**Exercise goal**
Make an exact copy of the records, dropping all pictures.

Records about charts and figures
****

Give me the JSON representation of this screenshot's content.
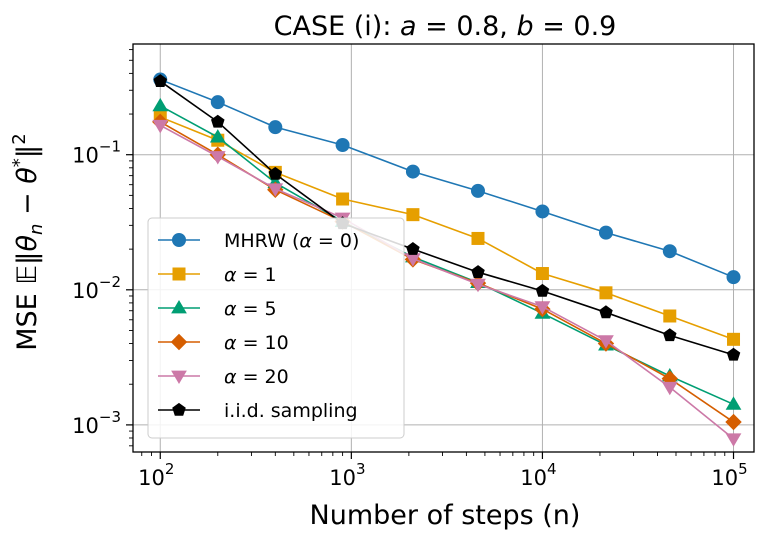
{
  "chart_data": {
    "type": "line",
    "title": "CASE (i): a = 0.8, b = 0.9",
    "title_parts": {
      "prefix": "CASE (i): ",
      "a_sym": "a",
      "a_val": " = 0.8, ",
      "b_sym": "b",
      "b_val": " = 0.9"
    },
    "xlabel": "Number of steps (n)",
    "ylabel": "MSE 𝔼‖θn − θ*‖²",
    "ylabel_parts": {
      "prefix": "MSE ",
      "E": "𝔼",
      "open": "‖",
      "theta": "θ",
      "sub_n": "n",
      "minus": " − ",
      "theta2": "θ",
      "star": "*",
      "close": "‖",
      "sq": "2"
    },
    "xscale": "log",
    "yscale": "log",
    "xlim": [
      72,
      128000
    ],
    "ylim": [
      0.00063,
      0.66
    ],
    "grid": true,
    "legend_position": "lower-left",
    "xticks": [
      {
        "value": 100,
        "base": "10",
        "exp": "2"
      },
      {
        "value": 1000,
        "base": "10",
        "exp": "3"
      },
      {
        "value": 10000,
        "base": "10",
        "exp": "4"
      },
      {
        "value": 100000,
        "base": "10",
        "exp": "5"
      }
    ],
    "yticks": [
      {
        "value": 0.001,
        "base": "10",
        "exp": "−3"
      },
      {
        "value": 0.01,
        "base": "10",
        "exp": "−2"
      },
      {
        "value": 0.1,
        "base": "10",
        "exp": "−1"
      }
    ],
    "series": [
      {
        "name": "MHRW (α = 0)",
        "legend": {
          "text": "MHRW (",
          "sym": "α",
          "rest": " = 0)"
        },
        "color": "#1f77b4",
        "marker": "circle",
        "x": [
          100,
          200,
          400,
          900,
          2100,
          4600,
          10000,
          21500,
          46400,
          100000
        ],
        "y": [
          0.36,
          0.245,
          0.16,
          0.118,
          0.075,
          0.054,
          0.038,
          0.0265,
          0.0193,
          0.0124
        ]
      },
      {
        "name": "α = 1",
        "legend": {
          "text": "",
          "sym": "α",
          "rest": " = 1"
        },
        "color": "#e69f00",
        "marker": "square",
        "x": [
          100,
          200,
          400,
          900,
          2100,
          4600,
          10000,
          21500,
          46400,
          100000
        ],
        "y": [
          0.19,
          0.128,
          0.074,
          0.047,
          0.036,
          0.024,
          0.0132,
          0.0095,
          0.0064,
          0.0043
        ]
      },
      {
        "name": "α = 5",
        "legend": {
          "text": "",
          "sym": "α",
          "rest": " = 5"
        },
        "color": "#009e73",
        "marker": "triangle-up",
        "x": [
          100,
          200,
          400,
          900,
          2100,
          4600,
          10000,
          21500,
          46400,
          100000
        ],
        "y": [
          0.23,
          0.135,
          0.062,
          0.032,
          0.0175,
          0.0113,
          0.0067,
          0.0039,
          0.0023,
          0.00142
        ]
      },
      {
        "name": "α = 10",
        "legend": {
          "text": "",
          "sym": "α",
          "rest": " = 10"
        },
        "color": "#d55e00",
        "marker": "diamond",
        "x": [
          100,
          200,
          400,
          900,
          2100,
          4600,
          10000,
          21500,
          46400,
          100000
        ],
        "y": [
          0.175,
          0.1,
          0.055,
          0.032,
          0.0168,
          0.0112,
          0.0072,
          0.004,
          0.0022,
          0.00105
        ]
      },
      {
        "name": "α = 20",
        "legend": {
          "text": "",
          "sym": "α",
          "rest": " = 20"
        },
        "color": "#cc79a7",
        "marker": "triangle-down",
        "x": [
          100,
          200,
          400,
          900,
          2100,
          4600,
          10000,
          21500,
          46400,
          100000
        ],
        "y": [
          0.165,
          0.097,
          0.056,
          0.034,
          0.017,
          0.011,
          0.0075,
          0.0042,
          0.0019,
          0.00079
        ]
      },
      {
        "name": "i.i.d. sampling",
        "legend": {
          "text": "i.i.d. sampling",
          "sym": "",
          "rest": ""
        },
        "color": "#000000",
        "marker": "pentagon",
        "x": [
          100,
          200,
          400,
          900,
          2100,
          4600,
          10000,
          21500,
          46400,
          100000
        ],
        "y": [
          0.35,
          0.175,
          0.072,
          0.031,
          0.02,
          0.0135,
          0.0098,
          0.0068,
          0.0046,
          0.0033
        ]
      }
    ]
  }
}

****

**Task solution**
Give me the JSON representation of this screenshot's content.
{
  "chart_data": {
    "type": "line",
    "title": "CASE (i): a = 0.8, b = 0.9",
    "title_parts": {
      "prefix": "CASE (i): ",
      "a_sym": "a",
      "a_val": " = 0.8, ",
      "b_sym": "b",
      "b_val": " = 0.9"
    },
    "xlabel": "Number of steps (n)",
    "ylabel": "MSE 𝔼‖θn − θ*‖²",
    "ylabel_parts": {
      "prefix": "MSE ",
      "E": "𝔼",
      "open": "‖",
      "theta": "θ",
      "sub_n": "n",
      "minus": " − ",
      "theta2": "θ",
      "star": "*",
      "close": "‖",
      "sq": "2"
    },
    "xscale": "log",
    "yscale": "log",
    "xlim": [
      72,
      128000
    ],
    "ylim": [
      0.00063,
      0.66
    ],
    "grid": true,
    "legend_position": "lower-left",
    "xticks": [
      {
        "value": 100,
        "base": "10",
        "exp": "2"
      },
      {
        "value": 1000,
        "base": "10",
        "exp": "3"
      },
      {
        "value": 10000,
        "base": "10",
        "exp": "4"
      },
      {
        "value": 100000,
        "base": "10",
        "exp": "5"
      }
    ],
    "yticks": [
      {
        "value": 0.001,
        "base": "10",
        "exp": "−3"
      },
      {
        "value": 0.01,
        "base": "10",
        "exp": "−2"
      },
      {
        "value": 0.1,
        "base": "10",
        "exp": "−1"
      }
    ],
    "series": [
      {
        "name": "MHRW (α = 0)",
        "legend": {
          "text": "MHRW (",
          "sym": "α",
          "rest": " = 0)"
        },
        "color": "#1f77b4",
        "marker": "circle",
        "x": [
          100,
          200,
          400,
          900,
          2100,
          4600,
          10000,
          21500,
          46400,
          100000
        ],
        "y": [
          0.36,
          0.245,
          0.16,
          0.118,
          0.075,
          0.054,
          0.038,
          0.0265,
          0.0193,
          0.0124
        ]
      },
      {
        "name": "α = 1",
        "legend": {
          "text": "",
          "sym": "α",
          "rest": " = 1"
        },
        "color": "#e69f00",
        "marker": "square",
        "x": [
          100,
          200,
          400,
          900,
          2100,
          4600,
          10000,
          21500,
          46400,
          100000
        ],
        "y": [
          0.19,
          0.128,
          0.074,
          0.047,
          0.036,
          0.024,
          0.0132,
          0.0095,
          0.0064,
          0.0043
        ]
      },
      {
        "name": "α = 5",
        "legend": {
          "text": "",
          "sym": "α",
          "rest": " = 5"
        },
        "color": "#009e73",
        "marker": "triangle-up",
        "x": [
          100,
          200,
          400,
          900,
          2100,
          4600,
          10000,
          21500,
          46400,
          100000
        ],
        "y": [
          0.23,
          0.135,
          0.062,
          0.032,
          0.0175,
          0.0113,
          0.0067,
          0.0039,
          0.0023,
          0.00142
        ]
      },
      {
        "name": "α = 10",
        "legend": {
          "text": "",
          "sym": "α",
          "rest": " = 10"
        },
        "color": "#d55e00",
        "marker": "diamond",
        "x": [
          100,
          200,
          400,
          900,
          2100,
          4600,
          10000,
          21500,
          46400,
          100000
        ],
        "y": [
          0.175,
          0.1,
          0.055,
          0.032,
          0.0168,
          0.0112,
          0.0072,
          0.004,
          0.0022,
          0.00105
        ]
      },
      {
        "name": "α = 20",
        "legend": {
          "text": "",
          "sym": "α",
          "rest": " = 20"
        },
        "color": "#cc79a7",
        "marker": "triangle-down",
        "x": [
          100,
          200,
          400,
          900,
          2100,
          4600,
          10000,
          21500,
          46400,
          100000
        ],
        "y": [
          0.165,
          0.097,
          0.056,
          0.034,
          0.017,
          0.011,
          0.0075,
          0.0042,
          0.0019,
          0.00079
        ]
      },
      {
        "name": "i.i.d. sampling",
        "legend": {
          "text": "i.i.d. sampling",
          "sym": "",
          "rest": ""
        },
        "color": "#000000",
        "marker": "pentagon",
        "x": [
          100,
          200,
          400,
          900,
          2100,
          4600,
          10000,
          21500,
          46400,
          100000
        ],
        "y": [
          0.35,
          0.175,
          0.072,
          0.031,
          0.02,
          0.0135,
          0.0098,
          0.0068,
          0.0046,
          0.0033
        ]
      }
    ]
  }
}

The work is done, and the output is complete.